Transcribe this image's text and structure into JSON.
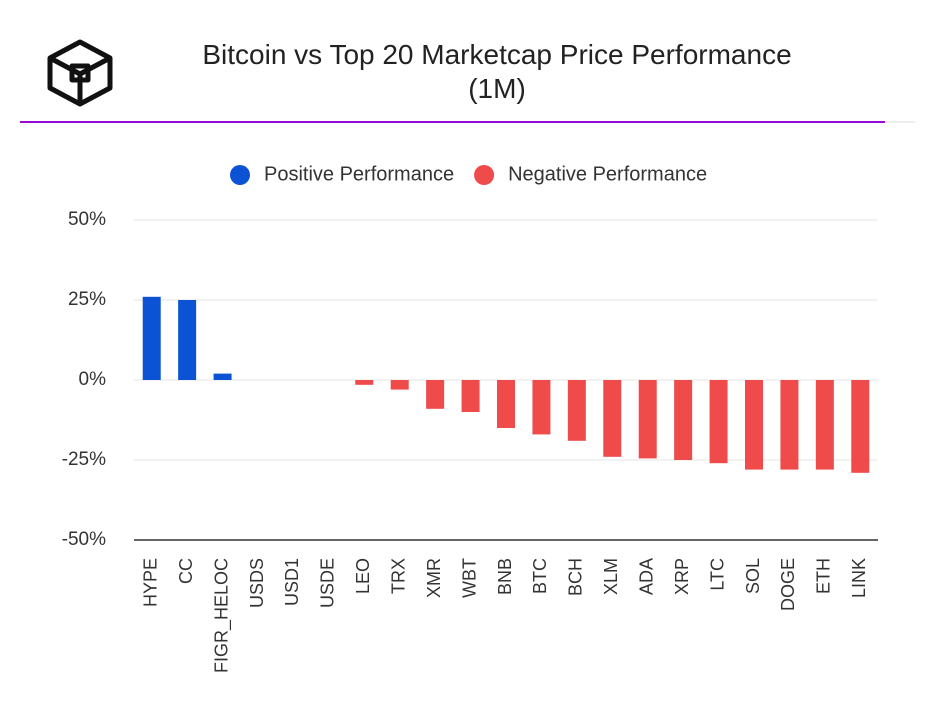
{
  "chart_data": {
    "type": "bar",
    "title": "Bitcoin vs Top 20 Marketcap Price Performance (1M)",
    "categories": [
      "HYPE",
      "CC",
      "FIGR_HELOC",
      "USDS",
      "USD1",
      "USDE",
      "LEO",
      "TRX",
      "XMR",
      "WBT",
      "BNB",
      "BTC",
      "BCH",
      "XLM",
      "ADA",
      "XRP",
      "LTC",
      "SOL",
      "DOGE",
      "ETH",
      "LINK"
    ],
    "series": [
      {
        "name": "Positive Performance",
        "color": "#0b52d4",
        "values": [
          26,
          25,
          2,
          0,
          0,
          0,
          null,
          null,
          null,
          null,
          null,
          null,
          null,
          null,
          null,
          null,
          null,
          null,
          null,
          null,
          null
        ]
      },
      {
        "name": "Negative Performance",
        "color": "#ef4b4b",
        "values": [
          null,
          null,
          null,
          null,
          null,
          null,
          -1.5,
          -3,
          -9,
          -10,
          -15,
          -17,
          -19,
          -24,
          -24.5,
          -25,
          -26,
          -28,
          -28,
          -28,
          -29
        ]
      }
    ],
    "ylim": [
      -50,
      50
    ],
    "yticks": [
      {
        "value": -50,
        "label": "-50%"
      },
      {
        "value": -25,
        "label": "-25%"
      },
      {
        "value": 0,
        "label": "0%"
      },
      {
        "value": 25,
        "label": "25%"
      },
      {
        "value": 50,
        "label": "50%"
      }
    ],
    "grid": true
  }
}
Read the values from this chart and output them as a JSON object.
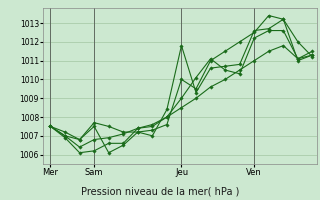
{
  "background_color": "#cce8d0",
  "grid_color": "#aaccaa",
  "line_color": "#1a6b1a",
  "title": "Pression niveau de la mer( hPa )",
  "ylim": [
    1005.5,
    1013.8
  ],
  "yticks": [
    1006,
    1007,
    1008,
    1009,
    1010,
    1011,
    1012,
    1013
  ],
  "day_labels": [
    "Mer",
    "Sam",
    "Jeu",
    "Ven"
  ],
  "day_positions": [
    0,
    3,
    9,
    14
  ],
  "n_points": 19,
  "series": [
    [
      1007.5,
      1007.0,
      1006.8,
      1007.5,
      1006.1,
      1006.5,
      1007.2,
      1007.3,
      1007.6,
      1010.0,
      1009.5,
      1011.0,
      1011.5,
      1012.0,
      1012.5,
      1013.4,
      1013.2,
      1011.0,
      1011.3
    ],
    [
      1007.5,
      1006.9,
      1006.1,
      1006.2,
      1006.6,
      1006.6,
      1007.4,
      1007.5,
      1008.0,
      1009.0,
      1010.1,
      1011.1,
      1010.5,
      1010.3,
      1012.2,
      1012.6,
      1012.6,
      1011.1,
      1011.5
    ],
    [
      1007.5,
      1007.2,
      1006.8,
      1007.7,
      1007.5,
      1007.2,
      1007.2,
      1007.0,
      1008.4,
      1011.8,
      1009.3,
      1010.6,
      1010.7,
      1010.8,
      1012.6,
      1012.7,
      1013.2,
      1012.0,
      1011.2
    ],
    [
      1007.5,
      1007.0,
      1006.4,
      1006.8,
      1006.9,
      1007.1,
      1007.4,
      1007.6,
      1008.0,
      1008.5,
      1009.0,
      1009.6,
      1010.0,
      1010.5,
      1011.0,
      1011.5,
      1011.8,
      1011.1,
      1011.3
    ]
  ]
}
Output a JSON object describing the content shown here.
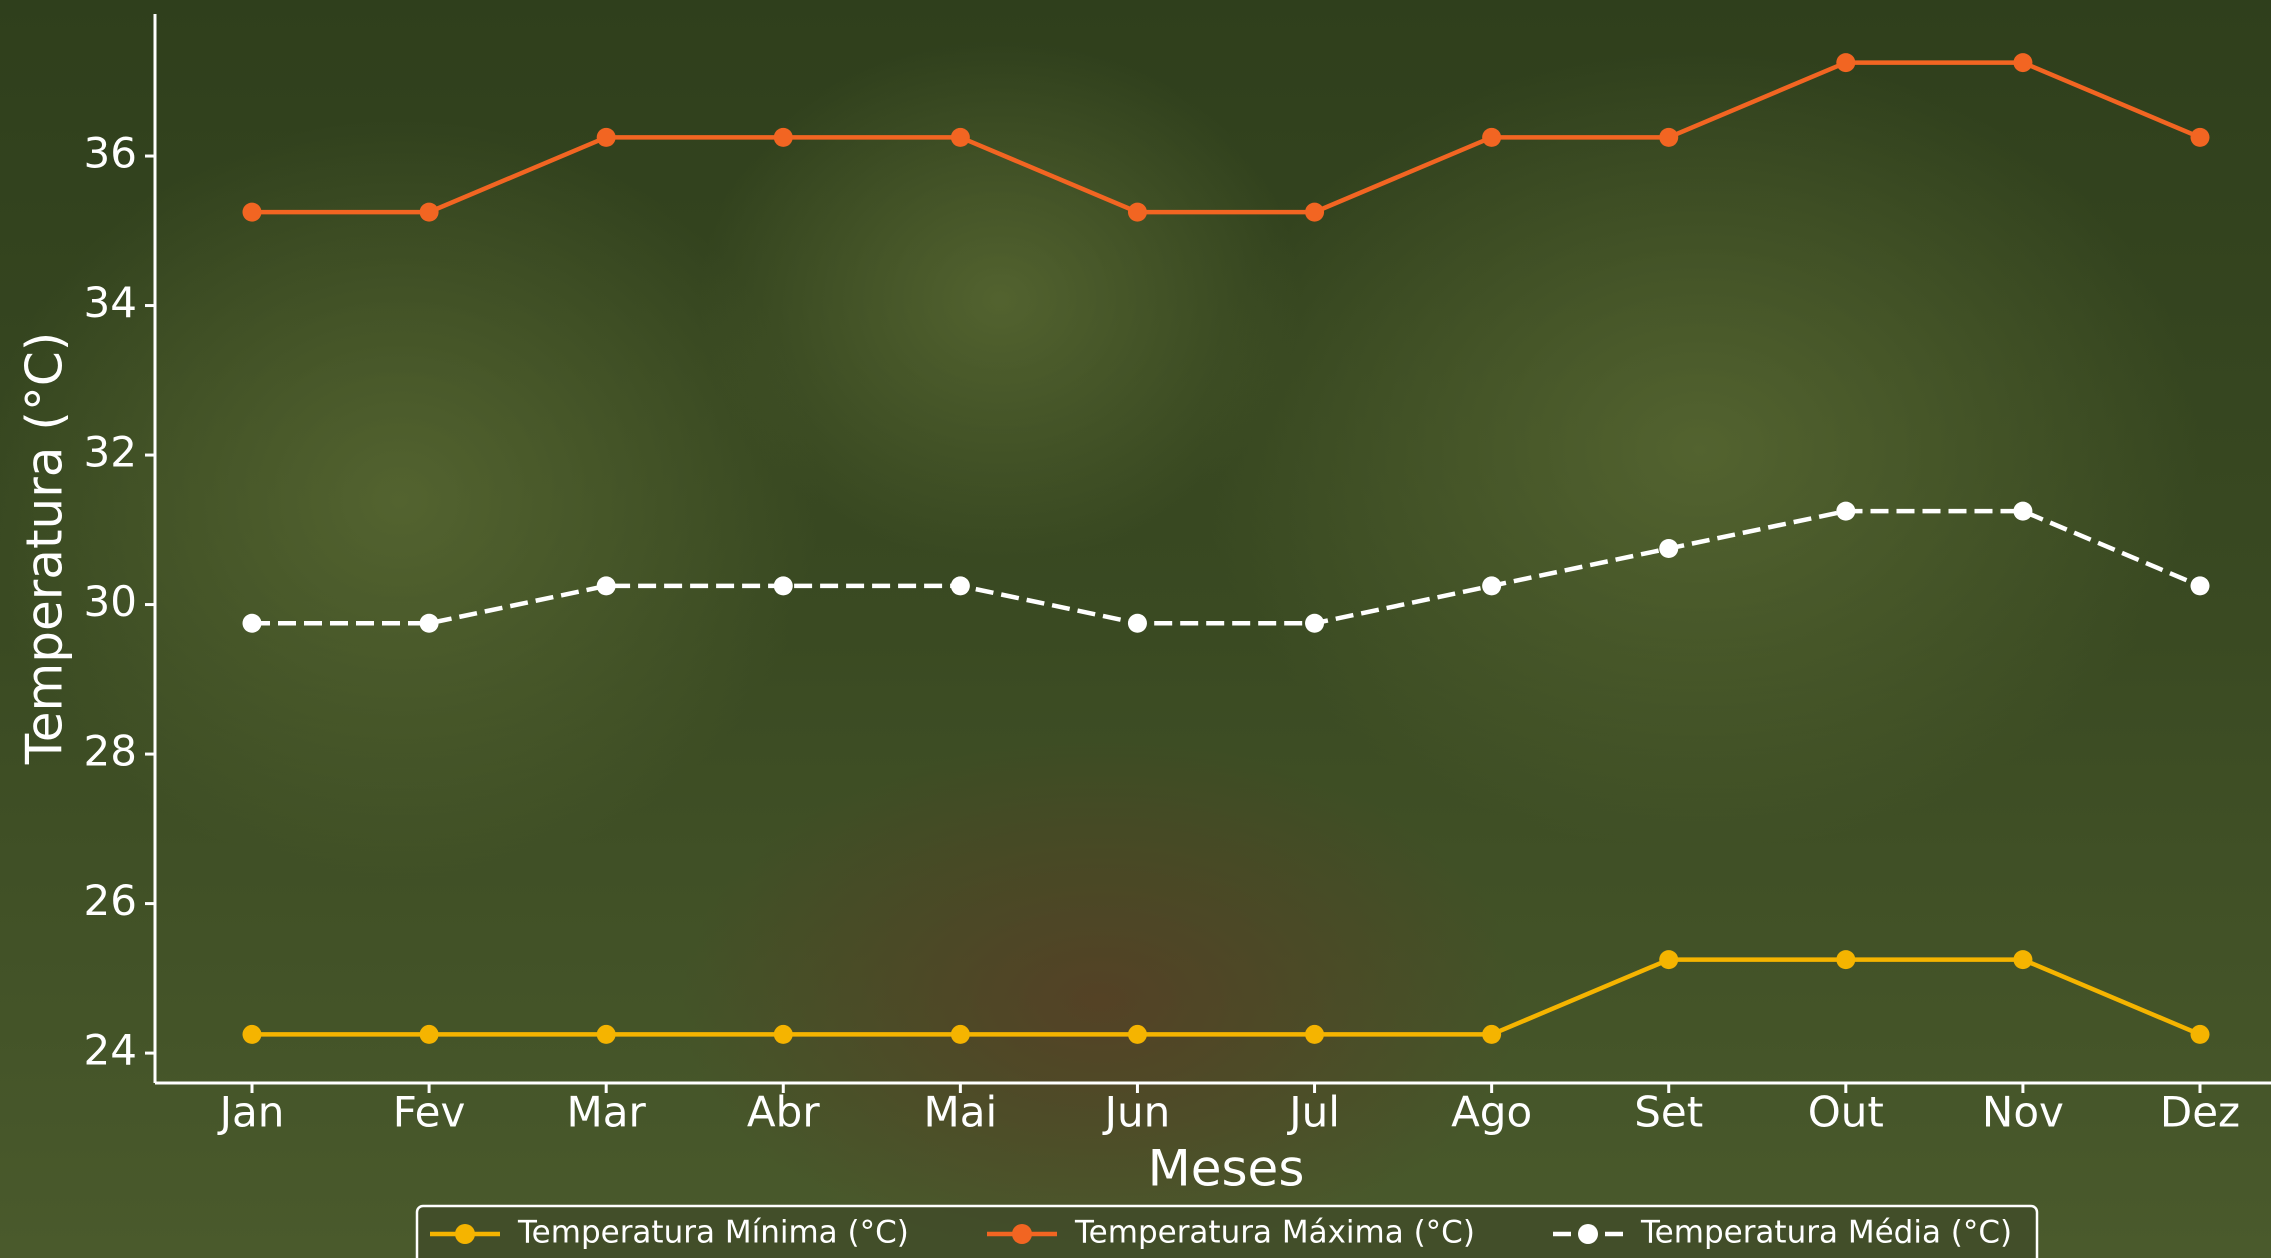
{
  "chart_data": {
    "type": "line",
    "x_label": "Meses",
    "y_label": "Temperatura (°C)",
    "categories": [
      "Jan",
      "Fev",
      "Mar",
      "Abr",
      "Mai",
      "Jun",
      "Jul",
      "Ago",
      "Set",
      "Out",
      "Nov",
      "Dez"
    ],
    "series": [
      {
        "name": "Temperatura Mínima (°C)",
        "color": "#f5b400",
        "dashed": false,
        "values": [
          24.25,
          24.25,
          24.25,
          24.25,
          24.25,
          24.25,
          24.25,
          24.25,
          25.25,
          25.25,
          25.25,
          24.25
        ]
      },
      {
        "name": "Temperatura Máxima (°C)",
        "color": "#f26522",
        "dashed": false,
        "values": [
          35.25,
          35.25,
          36.25,
          36.25,
          36.25,
          35.25,
          35.25,
          36.25,
          36.25,
          37.25,
          37.25,
          36.25
        ]
      },
      {
        "name": "Temperatura Média (°C)",
        "color": "#ffffff",
        "dashed": true,
        "values": [
          29.75,
          29.75,
          30.25,
          30.25,
          30.25,
          29.75,
          29.75,
          30.25,
          30.75,
          31.25,
          31.25,
          30.25
        ]
      }
    ],
    "ylim": [
      23.6,
      37.9
    ],
    "yticks": [
      24,
      26,
      28,
      30,
      32,
      34,
      36
    ],
    "grid": false,
    "legend": "bottom"
  }
}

□ □ □

◆ **Direction**
Look over the listing. Pull out every line with the string "this" in it.

◆ **Task output**
Transcribe this image's text and structure into JSON.
Read the values from this chart and output them as a JSON object.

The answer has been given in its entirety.